## Problem to solve
The data below must be copied in full and without any change.

## Record list
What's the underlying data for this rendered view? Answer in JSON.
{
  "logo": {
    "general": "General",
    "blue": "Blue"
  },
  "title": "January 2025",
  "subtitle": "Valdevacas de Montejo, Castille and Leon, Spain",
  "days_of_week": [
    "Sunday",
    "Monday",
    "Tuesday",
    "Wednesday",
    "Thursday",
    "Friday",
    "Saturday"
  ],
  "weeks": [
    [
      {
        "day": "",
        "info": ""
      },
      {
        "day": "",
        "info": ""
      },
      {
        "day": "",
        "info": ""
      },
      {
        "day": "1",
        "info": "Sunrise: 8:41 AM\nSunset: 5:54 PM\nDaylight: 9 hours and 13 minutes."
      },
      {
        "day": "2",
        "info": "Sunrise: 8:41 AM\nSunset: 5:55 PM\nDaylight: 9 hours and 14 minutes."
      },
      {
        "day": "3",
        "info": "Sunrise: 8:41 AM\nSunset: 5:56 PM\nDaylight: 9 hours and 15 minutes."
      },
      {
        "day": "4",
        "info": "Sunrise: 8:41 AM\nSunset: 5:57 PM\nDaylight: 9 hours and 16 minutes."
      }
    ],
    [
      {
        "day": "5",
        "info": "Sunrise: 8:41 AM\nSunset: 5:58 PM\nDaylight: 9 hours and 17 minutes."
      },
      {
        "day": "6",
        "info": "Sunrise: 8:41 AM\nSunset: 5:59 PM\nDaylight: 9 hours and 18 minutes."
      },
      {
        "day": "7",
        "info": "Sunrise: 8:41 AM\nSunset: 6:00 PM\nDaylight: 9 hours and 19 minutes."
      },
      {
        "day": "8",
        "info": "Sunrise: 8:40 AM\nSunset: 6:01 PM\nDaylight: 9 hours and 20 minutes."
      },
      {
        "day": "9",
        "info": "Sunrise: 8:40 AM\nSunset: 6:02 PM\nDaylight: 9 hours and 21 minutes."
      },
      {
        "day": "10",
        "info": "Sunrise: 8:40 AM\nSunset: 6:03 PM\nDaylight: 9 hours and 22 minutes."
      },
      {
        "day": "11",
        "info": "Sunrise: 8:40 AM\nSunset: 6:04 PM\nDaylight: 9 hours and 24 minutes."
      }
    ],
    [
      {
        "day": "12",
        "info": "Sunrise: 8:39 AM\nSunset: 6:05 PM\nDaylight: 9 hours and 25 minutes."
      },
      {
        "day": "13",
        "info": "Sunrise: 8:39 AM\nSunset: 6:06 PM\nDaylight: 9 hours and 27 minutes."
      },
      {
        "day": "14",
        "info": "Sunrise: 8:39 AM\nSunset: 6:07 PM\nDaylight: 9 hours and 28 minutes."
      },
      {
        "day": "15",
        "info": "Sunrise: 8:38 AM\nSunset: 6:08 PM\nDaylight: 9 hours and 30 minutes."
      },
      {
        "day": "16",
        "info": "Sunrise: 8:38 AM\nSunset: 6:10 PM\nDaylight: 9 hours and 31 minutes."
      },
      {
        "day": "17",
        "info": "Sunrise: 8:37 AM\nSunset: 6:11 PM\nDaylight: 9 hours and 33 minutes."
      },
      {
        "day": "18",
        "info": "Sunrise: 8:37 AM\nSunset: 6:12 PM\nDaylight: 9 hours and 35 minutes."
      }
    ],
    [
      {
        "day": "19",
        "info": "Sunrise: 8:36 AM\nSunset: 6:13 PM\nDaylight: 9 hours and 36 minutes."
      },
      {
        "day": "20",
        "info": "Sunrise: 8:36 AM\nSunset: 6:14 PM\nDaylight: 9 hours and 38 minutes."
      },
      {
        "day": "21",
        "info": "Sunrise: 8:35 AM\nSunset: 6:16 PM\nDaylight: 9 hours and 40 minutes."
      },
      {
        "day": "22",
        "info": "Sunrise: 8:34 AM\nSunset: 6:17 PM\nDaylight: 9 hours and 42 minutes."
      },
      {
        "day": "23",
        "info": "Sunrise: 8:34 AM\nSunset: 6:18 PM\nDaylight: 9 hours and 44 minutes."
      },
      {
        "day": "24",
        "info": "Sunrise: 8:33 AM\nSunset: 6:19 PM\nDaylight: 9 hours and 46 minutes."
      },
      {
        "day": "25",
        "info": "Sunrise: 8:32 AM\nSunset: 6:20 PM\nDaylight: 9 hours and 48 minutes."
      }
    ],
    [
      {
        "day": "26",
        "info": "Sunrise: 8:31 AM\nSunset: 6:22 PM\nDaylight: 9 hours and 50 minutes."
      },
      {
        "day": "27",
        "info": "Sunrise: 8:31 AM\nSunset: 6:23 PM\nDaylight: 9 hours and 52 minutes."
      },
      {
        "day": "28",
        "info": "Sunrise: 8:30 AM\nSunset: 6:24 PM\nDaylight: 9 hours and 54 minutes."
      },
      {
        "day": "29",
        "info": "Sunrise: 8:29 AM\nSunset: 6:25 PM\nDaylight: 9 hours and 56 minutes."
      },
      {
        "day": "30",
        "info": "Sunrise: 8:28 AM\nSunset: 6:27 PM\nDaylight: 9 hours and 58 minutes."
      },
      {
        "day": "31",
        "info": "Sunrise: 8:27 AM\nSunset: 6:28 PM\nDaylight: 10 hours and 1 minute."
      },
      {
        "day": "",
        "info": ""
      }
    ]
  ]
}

## Solved exercise
What's the underlying data for this rendered view? Answer in JSON.
{
  "logo": {
    "general": "General",
    "blue": "Blue"
  },
  "title": "January 2025",
  "subtitle": "Valdevacas de Montejo, Castille and Leon, Spain",
  "days_of_week": [
    "Sunday",
    "Monday",
    "Tuesday",
    "Wednesday",
    "Thursday",
    "Friday",
    "Saturday"
  ],
  "weeks": [
    [
      {
        "day": "",
        "info": ""
      },
      {
        "day": "",
        "info": ""
      },
      {
        "day": "",
        "info": ""
      },
      {
        "day": "1",
        "info": "Sunrise: 8:41 AM\nSunset: 5:54 PM\nDaylight: 9 hours and 13 minutes."
      },
      {
        "day": "2",
        "info": "Sunrise: 8:41 AM\nSunset: 5:55 PM\nDaylight: 9 hours and 14 minutes."
      },
      {
        "day": "3",
        "info": "Sunrise: 8:41 AM\nSunset: 5:56 PM\nDaylight: 9 hours and 15 minutes."
      },
      {
        "day": "4",
        "info": "Sunrise: 8:41 AM\nSunset: 5:57 PM\nDaylight: 9 hours and 16 minutes."
      }
    ],
    [
      {
        "day": "5",
        "info": "Sunrise: 8:41 AM\nSunset: 5:58 PM\nDaylight: 9 hours and 17 minutes."
      },
      {
        "day": "6",
        "info": "Sunrise: 8:41 AM\nSunset: 5:59 PM\nDaylight: 9 hours and 18 minutes."
      },
      {
        "day": "7",
        "info": "Sunrise: 8:41 AM\nSunset: 6:00 PM\nDaylight: 9 hours and 19 minutes."
      },
      {
        "day": "8",
        "info": "Sunrise: 8:40 AM\nSunset: 6:01 PM\nDaylight: 9 hours and 20 minutes."
      },
      {
        "day": "9",
        "info": "Sunrise: 8:40 AM\nSunset: 6:02 PM\nDaylight: 9 hours and 21 minutes."
      },
      {
        "day": "10",
        "info": "Sunrise: 8:40 AM\nSunset: 6:03 PM\nDaylight: 9 hours and 22 minutes."
      },
      {
        "day": "11",
        "info": "Sunrise: 8:40 AM\nSunset: 6:04 PM\nDaylight: 9 hours and 24 minutes."
      }
    ],
    [
      {
        "day": "12",
        "info": "Sunrise: 8:39 AM\nSunset: 6:05 PM\nDaylight: 9 hours and 25 minutes."
      },
      {
        "day": "13",
        "info": "Sunrise: 8:39 AM\nSunset: 6:06 PM\nDaylight: 9 hours and 27 minutes."
      },
      {
        "day": "14",
        "info": "Sunrise: 8:39 AM\nSunset: 6:07 PM\nDaylight: 9 hours and 28 minutes."
      },
      {
        "day": "15",
        "info": "Sunrise: 8:38 AM\nSunset: 6:08 PM\nDaylight: 9 hours and 30 minutes."
      },
      {
        "day": "16",
        "info": "Sunrise: 8:38 AM\nSunset: 6:10 PM\nDaylight: 9 hours and 31 minutes."
      },
      {
        "day": "17",
        "info": "Sunrise: 8:37 AM\nSunset: 6:11 PM\nDaylight: 9 hours and 33 minutes."
      },
      {
        "day": "18",
        "info": "Sunrise: 8:37 AM\nSunset: 6:12 PM\nDaylight: 9 hours and 35 minutes."
      }
    ],
    [
      {
        "day": "19",
        "info": "Sunrise: 8:36 AM\nSunset: 6:13 PM\nDaylight: 9 hours and 36 minutes."
      },
      {
        "day": "20",
        "info": "Sunrise: 8:36 AM\nSunset: 6:14 PM\nDaylight: 9 hours and 38 minutes."
      },
      {
        "day": "21",
        "info": "Sunrise: 8:35 AM\nSunset: 6:16 PM\nDaylight: 9 hours and 40 minutes."
      },
      {
        "day": "22",
        "info": "Sunrise: 8:34 AM\nSunset: 6:17 PM\nDaylight: 9 hours and 42 minutes."
      },
      {
        "day": "23",
        "info": "Sunrise: 8:34 AM\nSunset: 6:18 PM\nDaylight: 9 hours and 44 minutes."
      },
      {
        "day": "24",
        "info": "Sunrise: 8:33 AM\nSunset: 6:19 PM\nDaylight: 9 hours and 46 minutes."
      },
      {
        "day": "25",
        "info": "Sunrise: 8:32 AM\nSunset: 6:20 PM\nDaylight: 9 hours and 48 minutes."
      }
    ],
    [
      {
        "day": "26",
        "info": "Sunrise: 8:31 AM\nSunset: 6:22 PM\nDaylight: 9 hours and 50 minutes."
      },
      {
        "day": "27",
        "info": "Sunrise: 8:31 AM\nSunset: 6:23 PM\nDaylight: 9 hours and 52 minutes."
      },
      {
        "day": "28",
        "info": "Sunrise: 8:30 AM\nSunset: 6:24 PM\nDaylight: 9 hours and 54 minutes."
      },
      {
        "day": "29",
        "info": "Sunrise: 8:29 AM\nSunset: 6:25 PM\nDaylight: 9 hours and 56 minutes."
      },
      {
        "day": "30",
        "info": "Sunrise: 8:28 AM\nSunset: 6:27 PM\nDaylight: 9 hours and 58 minutes."
      },
      {
        "day": "31",
        "info": "Sunrise: 8:27 AM\nSunset: 6:28 PM\nDaylight: 10 hours and 1 minute."
      },
      {
        "day": "",
        "info": ""
      }
    ]
  ]
}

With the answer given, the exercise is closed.